### The records ###
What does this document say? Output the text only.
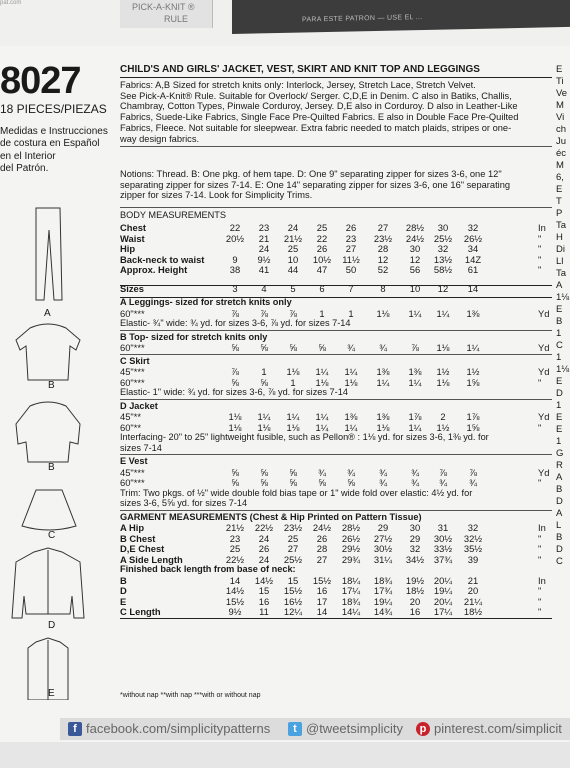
pat.com	PICK-A-KNIT ®
RULE	PARA ESTE PATRON — USE EL ...
8027
18 PIECES/PIEZAS
Medidas e Instrucciones
de costura en Español
en el Interior
del Patrón.
A
B
B
C
D
E
CHILD'S AND GIRLS' JACKET, VEST, SKIRT AND KNIT TOP AND LEGGINGS
Fabrics: A,B Sized for stretch knits only: Interlock, Jersey, Stretch Lace, Stretch Velvet.
See Pick-A-Knit® Rule. Suitable for Overlock/ Serger. C,D,E in Denim. C also in Batiks, Challis,
Chambray, Cotton Types, Pinwale Corduroy, Jersey. D,E also in Corduroy. D also in Leather-Like
Fabrics, Suede-Like Fabrics, Single Face Pre-Quilted Fabrics. E also in Double Face Pre-Quilted
Fabrics, Fleece. Not suitable for sleepwear. Extra fabric needed to match plaids, stripes or one-
way design fabrics.
Notions: Thread. B: One pkg. of hem tape. D: One 9" separating zipper for sizes 3-6, one 12"
separating zipper for sizes 7-14. E: One 14" separating zipper for sizes 3-6, one 16" separating
zipper for sizes 7-14. Look for Simplicity Trims.
BODY MEASUREMENTS
Chest	22	23	24	25	26	27	28½	30	32	In
Waist	20½	21	21½	22	23	23½	24½	25½	26½	"
Hip	24	25	26	27	28	30	32	34	"
Back-neck to waist	9	9½	10	10½	11½	12	12	13½	14Z	"
Approx. Height	38	41	44	47	50	52	56	58½	61	"
Sizes	3	4	5	6	7	8	10	12	14
A Leggings- sized for stretch knits only
60"***	⅞	⅞	⅞	1	1	1⅛	1¼	1¼	1⅜	Yd
Elastic- ¾" wide: ¾ yd. for sizes 3-6, ⅞ yd. for sizes 7-14
B Top- sized for stretch knits only
60"***	⅝	⅝	⅝	⅝	¾	¾	⅞	1⅛	1¼	Yd
C Skirt
45"***	⅞	1	1⅛	1¼	1¼	1⅜	1⅜	1½	1½	Yd
60"***	⅝	⅝	1	1⅛	1⅛	1¼	1¼	1⅛	1⅝	"
Elastic- 1" wide: ¾ yd. for sizes 3-6, ⅞ yd. for sizes 7-14
D Jacket
45"**	1⅛	1¼	1¼	1¼	1⅜	1⅜	1⅞	2	1⅞	Yd
60"**	1⅛	1⅛	1⅛	1¼	1¼	1⅛	1¼	1½	1⅝	"
Interfacing- 20" to 25" lightweight fusible, such as Pellon® : 1⅛ yd. for sizes 3-6, 1⅜ yd. for
sizes 7-14
E Vest
45"***	⅝	⅝	⅝	¾	¾	¾	¾	⅞	⅞	Yd
60"***	⅝	⅝	⅝	⅝	⅝	¾	¾	¾	¾	"
Trim: Two pkgs. of ½" wide double fold bias tape or 1" wide fold over elastic: 4½ yd. for
sizes 3-6, 5⅝ yd. for sizes 7-14
GARMENT MEASUREMENTS (Chest & Hip Printed on Pattern Tissue)
A Hip	21½	22½	23½	24½	28½	29	30	31	32	In
B Chest	23	24	25	26	26½	27½	29	30½	32½	"
D,E Chest	25	26	27	28	29½	30½	32	33½	35½	"
A Side Length	22½	24	25½	27	29¾	31¼	34½	37¾	39	"
Finished back length from base of neck:
B	14	14½	15	15½	18¼	18¾	19½	20¼	21	In
D	14½	15	15½	16	17¼	17¾	18½	19¼	20	"
E	15½	16	16½	17	18¾	19¼	20	20¼	21¼	"
C Length	9½	11	12¼	14	14¼	14¾	16	17¼	18½	"
*without nap **with nap ***with or without nap
E
Ti
Ve
M
Vi
ch
Ju
éc
M
6,
E
T
P
Ta
H
Di
Ll
Ta
A
1⅛
E
B
1
C
1
1⅛
E
D
1
E
E
1
G
R
A
B
D
A
L
B
D
C
f facebook.com/simplicitypatterns	t @tweetsimplicity	p pinterest.com/simplicit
###
-- Directive --
Reproduce all of the material exactly, apart from the pictures.

-- Answer for this exercise --
What does this document say? Output the text only.
pat.com	PICK-A-KNIT ®
RULE	PARA ESTE PATRON — USE EL ...
8027
18 PIECES/PIEZAS
Medidas e Instrucciones
de costura en Español
en el Interior
del Patrón.
A
B
B
C
D
E
CHILD'S AND GIRLS' JACKET, VEST, SKIRT AND KNIT TOP AND LEGGINGS
Fabrics: A,B Sized for stretch knits only: Interlock, Jersey, Stretch Lace, Stretch Velvet.
See Pick-A-Knit® Rule. Suitable for Overlock/ Serger. C,D,E in Denim. C also in Batiks, Challis,
Chambray, Cotton Types, Pinwale Corduroy, Jersey. D,E also in Corduroy. D also in Leather-Like
Fabrics, Suede-Like Fabrics, Single Face Pre-Quilted Fabrics. E also in Double Face Pre-Quilted
Fabrics, Fleece. Not suitable for sleepwear. Extra fabric needed to match plaids, stripes or one-
way design fabrics.
Notions: Thread. B: One pkg. of hem tape. D: One 9" separating zipper for sizes 3-6, one 12"
separating zipper for sizes 7-14. E: One 14" separating zipper for sizes 3-6, one 16" separating
zipper for sizes 7-14. Look for Simplicity Trims.
BODY MEASUREMENTS
Chest	22	23	24	25	26	27	28½	30	32	In
Waist	20½	21	21½	22	23	23½	24½	25½	26½	"
Hip	24	25	26	27	28	30	32	34	"
Back-neck to waist	9	9½	10	10½	11½	12	12	13½	14Z	"
Approx. Height	38	41	44	47	50	52	56	58½	61	"
Sizes	3	4	5	6	7	8	10	12	14
A Leggings- sized for stretch knits only
60"***	⅞	⅞	⅞	1	1	1⅛	1¼	1¼	1⅜	Yd
Elastic- ¾" wide: ¾ yd. for sizes 3-6, ⅞ yd. for sizes 7-14
B Top- sized for stretch knits only
60"***	⅝	⅝	⅝	⅝	¾	¾	⅞	1⅛	1¼	Yd
C Skirt
45"***	⅞	1	1⅛	1¼	1¼	1⅜	1⅜	1½	1½	Yd
60"***	⅝	⅝	1	1⅛	1⅛	1¼	1¼	1⅛	1⅝	"
Elastic- 1" wide: ¾ yd. for sizes 3-6, ⅞ yd. for sizes 7-14
D Jacket
45"**	1⅛	1¼	1¼	1¼	1⅜	1⅜	1⅞	2	1⅞	Yd
60"**	1⅛	1⅛	1⅛	1¼	1¼	1⅛	1¼	1½	1⅝	"
Interfacing- 20" to 25" lightweight fusible, such as Pellon® : 1⅛ yd. for sizes 3-6, 1⅜ yd. for
sizes 7-14
E Vest
45"***	⅝	⅝	⅝	¾	¾	¾	¾	⅞	⅞	Yd
60"***	⅝	⅝	⅝	⅝	⅝	¾	¾	¾	¾	"
Trim: Two pkgs. of ½" wide double fold bias tape or 1" wide fold over elastic: 4½ yd. for
sizes 3-6, 5⅝ yd. for sizes 7-14
GARMENT MEASUREMENTS (Chest & Hip Printed on Pattern Tissue)
A Hip	21½	22½	23½	24½	28½	29	30	31	32	In
B Chest	23	24	25	26	26½	27½	29	30½	32½	"
D,E Chest	25	26	27	28	29½	30½	32	33½	35½	"
A Side Length	22½	24	25½	27	29¾	31¼	34½	37¾	39	"
Finished back length from base of neck:
B	14	14½	15	15½	18¼	18¾	19½	20¼	21	In
D	14½	15	15½	16	17¼	17¾	18½	19¼	20	"
E	15½	16	16½	17	18¾	19¼	20	20¼	21¼	"
C Length	9½	11	12¼	14	14¼	14¾	16	17¼	18½	"
*without nap **with nap ***with or without nap
E
Ti
Ve
M
Vi
ch
Ju
éc
M
6,
E
T
P
Ta
H
Di
Ll
Ta
A
1⅛
E
B
1
C
1
1⅛
E
D
1
E
E
1
G
R
A
B
D
A
L
B
D
C
f facebook.com/simplicitypatterns	t @tweetsimplicity	p pinterest.com/simplicit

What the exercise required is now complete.